Report how many lines in the listing below include the word "aplicación". Write nothing besides the number.

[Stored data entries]
※ ※ ※
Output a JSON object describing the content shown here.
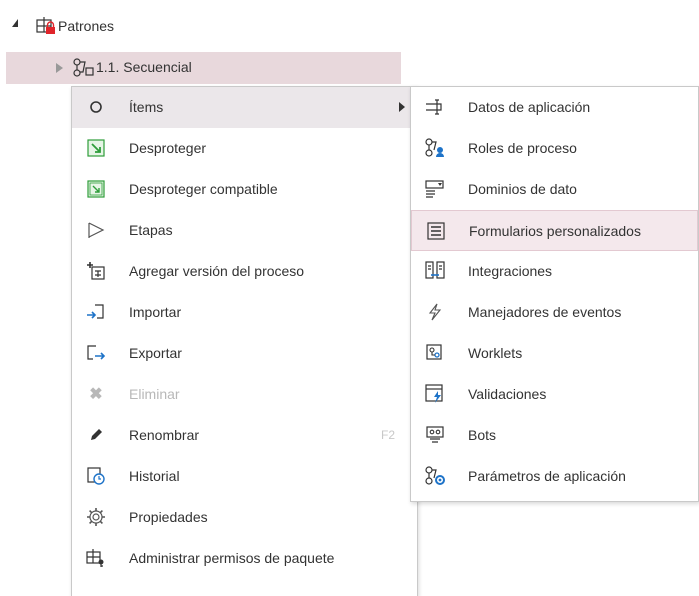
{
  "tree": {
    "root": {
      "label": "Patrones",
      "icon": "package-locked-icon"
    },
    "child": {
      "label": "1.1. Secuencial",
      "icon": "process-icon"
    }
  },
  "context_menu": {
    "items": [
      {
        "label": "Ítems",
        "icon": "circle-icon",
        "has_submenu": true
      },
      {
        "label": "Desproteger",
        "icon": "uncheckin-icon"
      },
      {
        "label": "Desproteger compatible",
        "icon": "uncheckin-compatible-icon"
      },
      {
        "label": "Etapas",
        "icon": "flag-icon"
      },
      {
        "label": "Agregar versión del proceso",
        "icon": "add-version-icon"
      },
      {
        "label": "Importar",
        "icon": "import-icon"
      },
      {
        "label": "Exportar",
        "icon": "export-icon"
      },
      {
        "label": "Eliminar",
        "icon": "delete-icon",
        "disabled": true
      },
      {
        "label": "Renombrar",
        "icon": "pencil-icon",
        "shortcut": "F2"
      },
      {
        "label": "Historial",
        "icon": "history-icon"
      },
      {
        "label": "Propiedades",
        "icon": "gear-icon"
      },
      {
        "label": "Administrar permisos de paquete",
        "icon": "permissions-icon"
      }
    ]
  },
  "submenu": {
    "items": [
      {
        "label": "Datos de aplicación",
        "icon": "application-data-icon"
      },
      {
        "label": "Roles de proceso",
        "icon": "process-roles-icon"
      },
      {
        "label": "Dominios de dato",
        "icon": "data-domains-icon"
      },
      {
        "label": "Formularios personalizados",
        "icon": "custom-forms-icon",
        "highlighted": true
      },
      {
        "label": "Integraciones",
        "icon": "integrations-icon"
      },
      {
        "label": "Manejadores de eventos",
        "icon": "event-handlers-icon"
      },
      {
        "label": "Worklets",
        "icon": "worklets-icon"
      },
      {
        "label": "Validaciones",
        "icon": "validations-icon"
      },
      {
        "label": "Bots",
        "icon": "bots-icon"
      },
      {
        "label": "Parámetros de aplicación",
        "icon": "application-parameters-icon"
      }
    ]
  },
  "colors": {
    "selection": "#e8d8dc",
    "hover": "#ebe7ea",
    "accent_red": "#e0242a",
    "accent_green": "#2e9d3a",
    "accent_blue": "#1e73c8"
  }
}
※ ※ ※
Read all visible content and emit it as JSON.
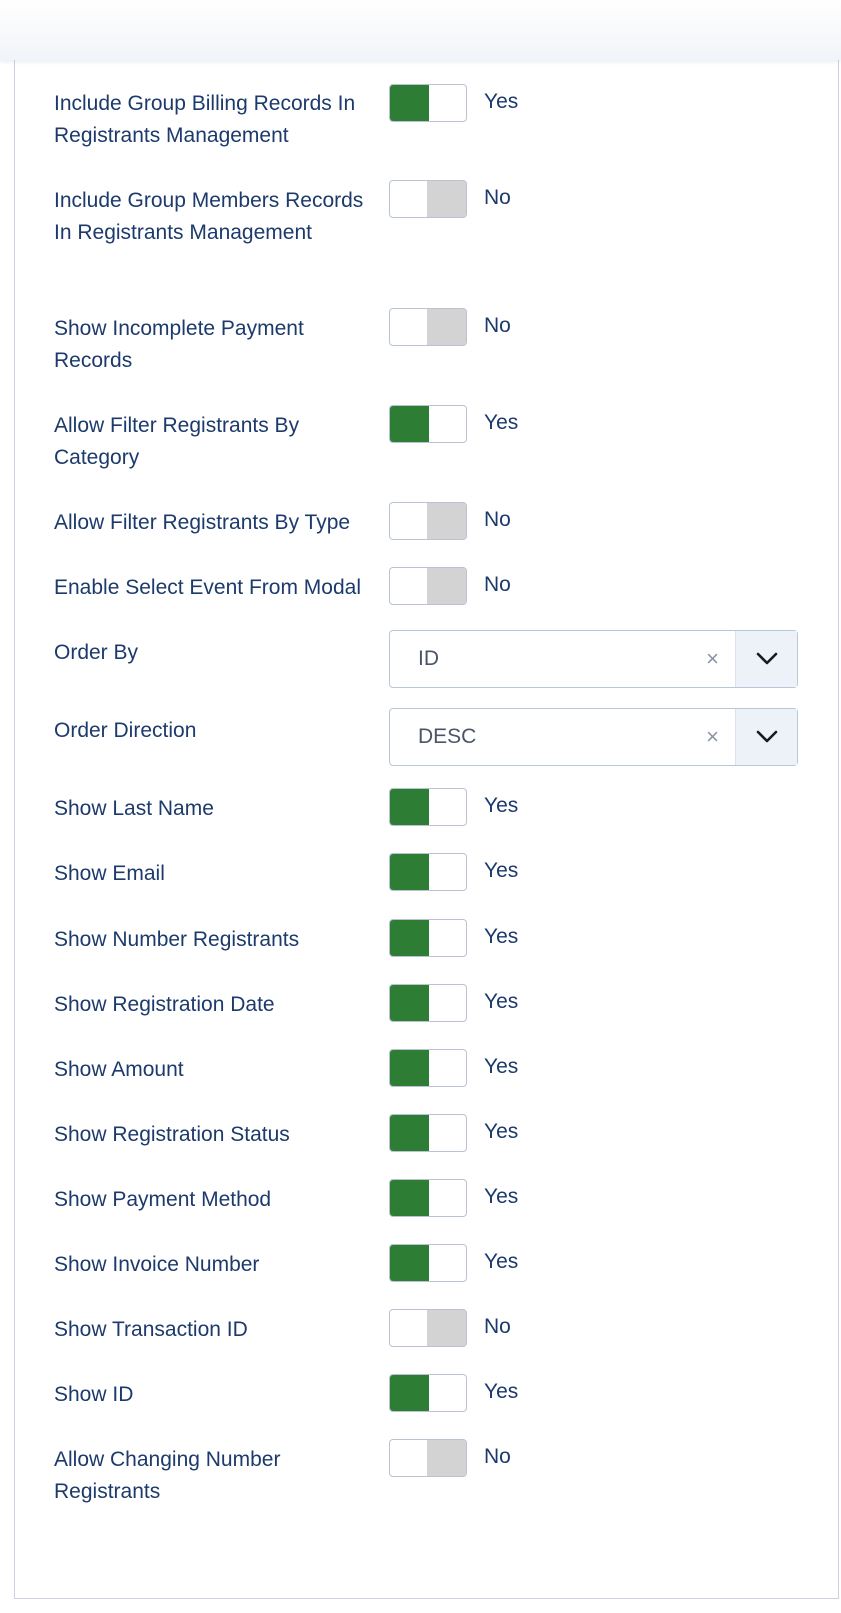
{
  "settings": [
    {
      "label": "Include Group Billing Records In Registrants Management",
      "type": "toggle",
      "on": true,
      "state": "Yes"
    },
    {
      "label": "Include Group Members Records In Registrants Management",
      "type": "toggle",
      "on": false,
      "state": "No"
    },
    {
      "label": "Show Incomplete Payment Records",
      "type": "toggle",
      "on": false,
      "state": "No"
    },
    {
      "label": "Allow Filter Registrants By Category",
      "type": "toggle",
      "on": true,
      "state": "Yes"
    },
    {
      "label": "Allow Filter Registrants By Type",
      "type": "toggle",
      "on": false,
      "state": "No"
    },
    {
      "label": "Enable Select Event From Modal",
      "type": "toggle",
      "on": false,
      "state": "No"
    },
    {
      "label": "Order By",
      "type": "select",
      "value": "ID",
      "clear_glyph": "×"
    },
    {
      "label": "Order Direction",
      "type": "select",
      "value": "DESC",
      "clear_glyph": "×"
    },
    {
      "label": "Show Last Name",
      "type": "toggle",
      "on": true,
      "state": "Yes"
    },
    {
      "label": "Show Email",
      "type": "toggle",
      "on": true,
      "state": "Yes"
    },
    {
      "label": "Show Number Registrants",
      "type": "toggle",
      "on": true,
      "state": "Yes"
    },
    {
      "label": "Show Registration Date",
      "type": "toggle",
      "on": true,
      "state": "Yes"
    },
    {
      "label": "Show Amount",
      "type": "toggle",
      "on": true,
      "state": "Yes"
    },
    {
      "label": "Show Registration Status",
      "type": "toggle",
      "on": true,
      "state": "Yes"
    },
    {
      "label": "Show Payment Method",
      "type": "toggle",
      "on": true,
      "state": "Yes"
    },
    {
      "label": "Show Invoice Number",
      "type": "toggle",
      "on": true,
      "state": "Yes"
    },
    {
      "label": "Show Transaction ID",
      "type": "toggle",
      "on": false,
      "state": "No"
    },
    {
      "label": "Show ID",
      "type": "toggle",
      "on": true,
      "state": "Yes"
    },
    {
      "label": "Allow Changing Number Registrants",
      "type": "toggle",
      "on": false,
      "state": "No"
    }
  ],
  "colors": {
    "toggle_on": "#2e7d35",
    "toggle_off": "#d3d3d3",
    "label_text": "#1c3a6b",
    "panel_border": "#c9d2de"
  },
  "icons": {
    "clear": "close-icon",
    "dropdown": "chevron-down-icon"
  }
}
※ ※ ※
_Reply_
2